### SUPPLIED TEXT:
▼▼▼

Euura vesicator

Scientific classification
- Domain: Eukaryota
- Kingdom: Animalia
- Phylum: Arthropoda
- Class: Insecta
- Order: Hymenoptera
- Suborder: Symphyta
- Family: Tenthredinidae
- Genus: Euura
- Species: E. vesicator
- Binomial name: Euura vesicator (Bremi-Wolf, 1849)

= Euura vesicator =

- Genus: Euura
- Species: vesicator
- Authority: (Bremi-Wolf, 1849)

Species of sawfly

Euura vesicator is a species of sawfly belonging to the family Tenthredinidae (common sawflies). The larvae feed internally in a gall on the leaves of purple willow (Salix purpurea) and its hybrids. It was first described by Johann Jacob Bremi-Wolf in 1849.

==Description of the gall==
The gall is ovoid and bladder like, 11 mm long and 5 mm across, and may broaden the leaf. A single white larva lives within the gall which is only found on purple willow (S. purpurea) and its hybrids.

Euura vesicator is one of two closely related species in the Euura vesicator subgroup; the other being E. pustulator.

==Distribution==
The sawfly has been recorded from Great Britain (England, Scotland and Wales), the Netherlands and Switzerland.

==Inquilines and predators==
- Archarius crux (Fabricius, 1776) – the adult weevil overwinter and lays one to eight eggs in the gall. The larvae eat the egg or larva of E. vesicator as well as the gall tissue. Pupation take place in the ground and there are two generations in a year.
- A. salicivorus (Paykull, 1792) – the adult weevil overwinter and lays an egg in the gall, eventually killing the E. vesicator larva, but not eating it. The larva lies in a horse-shoe position and does not have legs. Pupation is in the ground and there are two generations in a year.
- Eurytoma aciculata Ratzeburg, 1848 – the eurytomid wasp kills the larva and feeds on the gall tissue.
- Gypsonoma dealbana (Fröhlich, 1828) – the moth larvae are polyphagous usually feeding on buds, catkins and leaves. They have been found in galls leading to the death of the gall causer.

▲▲▲

### EXERCISE BRIEF:
Could you edit the sawfly text from "Euura vesicator is a" up to and including "being E. pustulator.", replacing "ovoid" with "egg-shaped"? Use nothing but the sawfly text for each task.

Records in a dataset
▼▼▼

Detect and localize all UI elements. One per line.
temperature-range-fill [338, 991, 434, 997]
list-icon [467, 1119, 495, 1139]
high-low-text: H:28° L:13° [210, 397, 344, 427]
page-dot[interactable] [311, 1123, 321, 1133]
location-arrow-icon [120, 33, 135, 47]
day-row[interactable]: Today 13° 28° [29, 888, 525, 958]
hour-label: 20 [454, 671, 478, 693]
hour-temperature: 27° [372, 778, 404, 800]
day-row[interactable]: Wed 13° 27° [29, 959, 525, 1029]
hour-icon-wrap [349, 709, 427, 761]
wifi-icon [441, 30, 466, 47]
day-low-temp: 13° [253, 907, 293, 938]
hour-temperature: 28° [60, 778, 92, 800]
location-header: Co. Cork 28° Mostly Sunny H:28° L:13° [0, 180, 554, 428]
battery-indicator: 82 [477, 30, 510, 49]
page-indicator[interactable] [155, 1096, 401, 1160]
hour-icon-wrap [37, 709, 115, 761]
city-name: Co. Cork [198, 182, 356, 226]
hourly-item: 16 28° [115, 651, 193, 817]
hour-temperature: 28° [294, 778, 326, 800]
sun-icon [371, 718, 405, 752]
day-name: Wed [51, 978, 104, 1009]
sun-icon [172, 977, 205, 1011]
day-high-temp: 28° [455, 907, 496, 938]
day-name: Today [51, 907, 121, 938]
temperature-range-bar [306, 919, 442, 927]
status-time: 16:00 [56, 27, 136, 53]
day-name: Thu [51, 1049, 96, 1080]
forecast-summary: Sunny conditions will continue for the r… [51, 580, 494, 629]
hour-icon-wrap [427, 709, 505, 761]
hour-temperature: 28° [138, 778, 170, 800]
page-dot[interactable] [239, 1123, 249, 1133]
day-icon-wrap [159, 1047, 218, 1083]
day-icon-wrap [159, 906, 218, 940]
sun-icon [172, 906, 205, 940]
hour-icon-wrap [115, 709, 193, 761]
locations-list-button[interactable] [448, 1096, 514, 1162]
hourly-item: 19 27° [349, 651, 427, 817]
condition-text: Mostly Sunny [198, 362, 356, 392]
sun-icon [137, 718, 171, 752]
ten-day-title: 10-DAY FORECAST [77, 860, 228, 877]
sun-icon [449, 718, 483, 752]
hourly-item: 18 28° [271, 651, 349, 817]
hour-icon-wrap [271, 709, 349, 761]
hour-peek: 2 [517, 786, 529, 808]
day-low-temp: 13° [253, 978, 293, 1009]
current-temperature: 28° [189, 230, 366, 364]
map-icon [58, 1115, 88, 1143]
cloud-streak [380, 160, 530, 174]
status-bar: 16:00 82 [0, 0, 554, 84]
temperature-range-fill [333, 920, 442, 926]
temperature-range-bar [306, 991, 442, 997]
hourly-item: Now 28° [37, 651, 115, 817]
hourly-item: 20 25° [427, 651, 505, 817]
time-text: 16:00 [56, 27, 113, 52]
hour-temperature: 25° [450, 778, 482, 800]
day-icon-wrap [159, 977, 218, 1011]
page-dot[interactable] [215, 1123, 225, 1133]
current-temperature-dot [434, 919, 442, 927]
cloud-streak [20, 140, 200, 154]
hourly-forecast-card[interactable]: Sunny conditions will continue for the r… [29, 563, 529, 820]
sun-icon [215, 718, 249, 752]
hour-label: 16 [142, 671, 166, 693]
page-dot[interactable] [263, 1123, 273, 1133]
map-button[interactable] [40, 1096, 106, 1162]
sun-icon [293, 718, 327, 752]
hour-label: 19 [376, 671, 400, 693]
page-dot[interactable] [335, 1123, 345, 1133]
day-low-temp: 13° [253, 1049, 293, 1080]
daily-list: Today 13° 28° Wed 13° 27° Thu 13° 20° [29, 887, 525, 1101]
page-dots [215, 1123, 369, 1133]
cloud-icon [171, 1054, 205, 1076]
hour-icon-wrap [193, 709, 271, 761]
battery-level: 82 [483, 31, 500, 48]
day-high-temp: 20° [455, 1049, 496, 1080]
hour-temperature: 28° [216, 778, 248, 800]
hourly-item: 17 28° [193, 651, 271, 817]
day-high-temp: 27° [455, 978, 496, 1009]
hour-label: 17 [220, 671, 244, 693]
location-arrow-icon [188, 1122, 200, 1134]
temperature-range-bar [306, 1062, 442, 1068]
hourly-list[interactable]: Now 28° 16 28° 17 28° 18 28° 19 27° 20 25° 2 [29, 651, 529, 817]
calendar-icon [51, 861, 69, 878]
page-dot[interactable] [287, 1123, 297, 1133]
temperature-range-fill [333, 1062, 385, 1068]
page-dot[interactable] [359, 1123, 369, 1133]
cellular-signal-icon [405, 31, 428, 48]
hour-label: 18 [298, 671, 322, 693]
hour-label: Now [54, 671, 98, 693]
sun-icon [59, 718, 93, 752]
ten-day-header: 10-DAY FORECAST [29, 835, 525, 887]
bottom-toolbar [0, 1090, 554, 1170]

▲▲▲

### ANSWER SECTION:
Euura vesicator is a species of sawfly belonging to the family Tenthredinidae (common sawflies). The larvae feed internally in a gall on the leaves of purple willow (Salix purpurea) and its hybrids. It was first described by Johann Jacob Bremi-Wolf in 1849.

==Description of the gall==
The gall is egg-shaped and bladder like, 11 mm long and 5 mm across, and may broaden the leaf. A single white larva lives within the gall which is only found on purple willow (S. purpurea) and its hybrids.

Euura vesicator is one of two closely related species in the Euura vesicator subgroup; the other being E. pustulator.